— start Listed records —

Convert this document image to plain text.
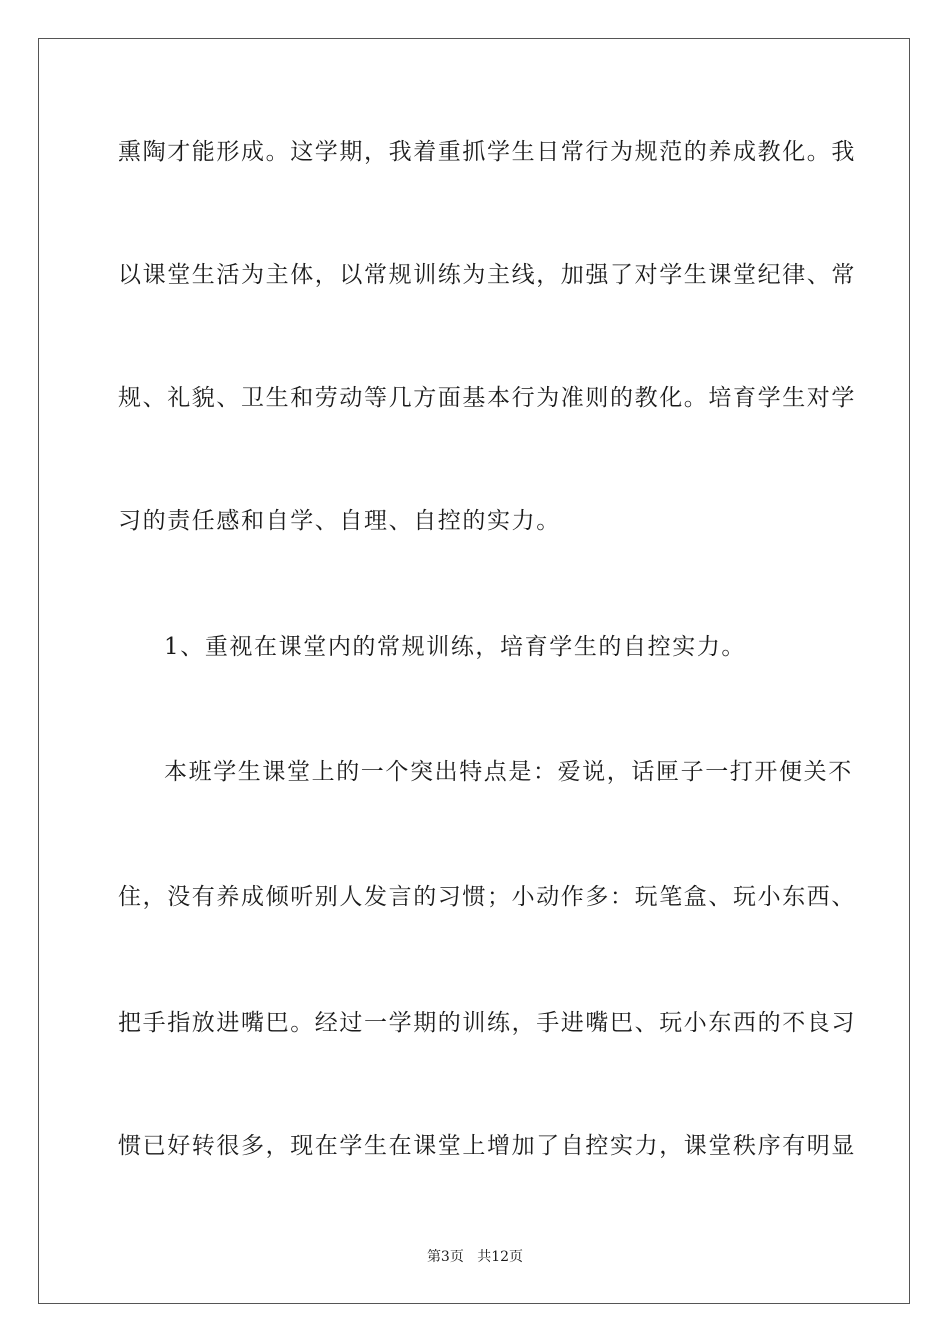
熏陶才能形成。这学期，我着重抓学生日常行为规范的养成教化。我
以课堂生活为主体，以常规训练为主线，加强了对学生课堂纪律、常
规、礼貌、卫生和劳动等几方面基本行为准则的教化。培育学生对学
习的责任感和自学、自理、自控的实力。
1、重视在课堂内的常规训练，培育学生的自控实力。
本班学生课堂上的一个突出特点是：爱说，话匣子一打开便关不
住，没有养成倾听别人发言的习惯；小动作多：玩笔盒、玩小东西、
把手指放进嘴巴。经过一学期的训练，手进嘴巴、玩小东西的不良习
惯已好转很多，现在学生在课堂上增加了自控实力，课堂秩序有明显
第3页 共12页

— end Listed records —

Quote the listing above in full, except for the pictures.

Convert this document image to plain text.
熏陶才能形成。这学期，我着重抓学生日常行为规范的养成教化。我
以课堂生活为主体，以常规训练为主线，加强了对学生课堂纪律、常
规、礼貌、卫生和劳动等几方面基本行为准则的教化。培育学生对学
习的责任感和自学、自理、自控的实力。
1、重视在课堂内的常规训练，培育学生的自控实力。
本班学生课堂上的一个突出特点是：爱说，话匣子一打开便关不
住，没有养成倾听别人发言的习惯；小动作多：玩笔盒、玩小东西、
把手指放进嘴巴。经过一学期的训练，手进嘴巴、玩小东西的不良习
惯已好转很多，现在学生在课堂上增加了自控实力，课堂秩序有明显
第3页 共12页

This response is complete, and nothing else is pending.